> _STATED PROBLEM_:
Only the lines from the line holding "What text is on this page?" to the last line should be output, each exactly as given.
** Start of PROVIDED MATERIAL **
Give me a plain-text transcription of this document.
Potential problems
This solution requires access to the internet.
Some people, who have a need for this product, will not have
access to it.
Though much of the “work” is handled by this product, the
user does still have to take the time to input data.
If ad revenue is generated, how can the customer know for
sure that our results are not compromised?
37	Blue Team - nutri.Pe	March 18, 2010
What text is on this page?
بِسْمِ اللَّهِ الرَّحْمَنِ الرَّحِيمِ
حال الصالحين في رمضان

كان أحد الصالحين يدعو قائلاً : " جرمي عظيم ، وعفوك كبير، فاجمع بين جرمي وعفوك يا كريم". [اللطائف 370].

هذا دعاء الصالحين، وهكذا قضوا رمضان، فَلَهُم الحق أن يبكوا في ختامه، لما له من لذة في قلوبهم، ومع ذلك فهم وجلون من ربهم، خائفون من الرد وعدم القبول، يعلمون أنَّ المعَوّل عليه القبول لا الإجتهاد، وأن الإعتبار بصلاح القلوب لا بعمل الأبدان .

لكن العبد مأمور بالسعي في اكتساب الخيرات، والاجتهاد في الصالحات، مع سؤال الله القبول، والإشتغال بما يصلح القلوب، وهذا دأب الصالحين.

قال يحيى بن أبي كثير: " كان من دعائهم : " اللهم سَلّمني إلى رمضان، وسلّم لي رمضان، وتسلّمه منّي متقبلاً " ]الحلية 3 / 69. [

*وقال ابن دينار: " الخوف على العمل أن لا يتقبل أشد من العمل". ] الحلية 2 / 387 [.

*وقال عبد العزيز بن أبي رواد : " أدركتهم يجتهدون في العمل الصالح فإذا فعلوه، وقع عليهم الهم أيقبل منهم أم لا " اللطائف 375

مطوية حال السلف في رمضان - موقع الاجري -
** End of PROVIDED MATERIAL **
> _FULL OUTPUT_:
What text is on this page?
بِسْمِ اللَّهِ الرَّحْمَنِ الرَّحِيمِ
حال الصالحين في رمضان

كان أحد الصالحين يدعو قائلاً : " جرمي عظيم ، وعفوك كبير، فاجمع بين جرمي وعفوك يا كريم". [اللطائف 370].

هذا دعاء الصالحين، وهكذا قضوا رمضان، فَلَهُم الحق أن يبكوا في ختامه، لما له من لذة في قلوبهم، ومع ذلك فهم وجلون من ربهم، خائفون من الرد وعدم القبول، يعلمون أنَّ المعَوّل عليه القبول لا الإجتهاد، وأن الإعتبار بصلاح القلوب لا بعمل الأبدان .

لكن العبد مأمور بالسعي في اكتساب الخيرات، والاجتهاد في الصالحات، مع سؤال الله القبول، والإشتغال بما يصلح القلوب، وهذا دأب الصالحين.

قال يحيى بن أبي كثير: " كان من دعائهم : " اللهم سَلّمني إلى رمضان، وسلّم لي رمضان، وتسلّمه منّي متقبلاً " ]الحلية 3 / 69. [

*وقال ابن دينار: " الخوف على العمل أن لا يتقبل أشد من العمل". ] الحلية 2 / 387 [.

*وقال عبد العزيز بن أبي رواد : " أدركتهم يجتهدون في العمل الصالح فإذا فعلوه، وقع عليهم الهم أيقبل منهم أم لا " اللطائف 375

مطوية حال السلف في رمضان - موقع الاجري -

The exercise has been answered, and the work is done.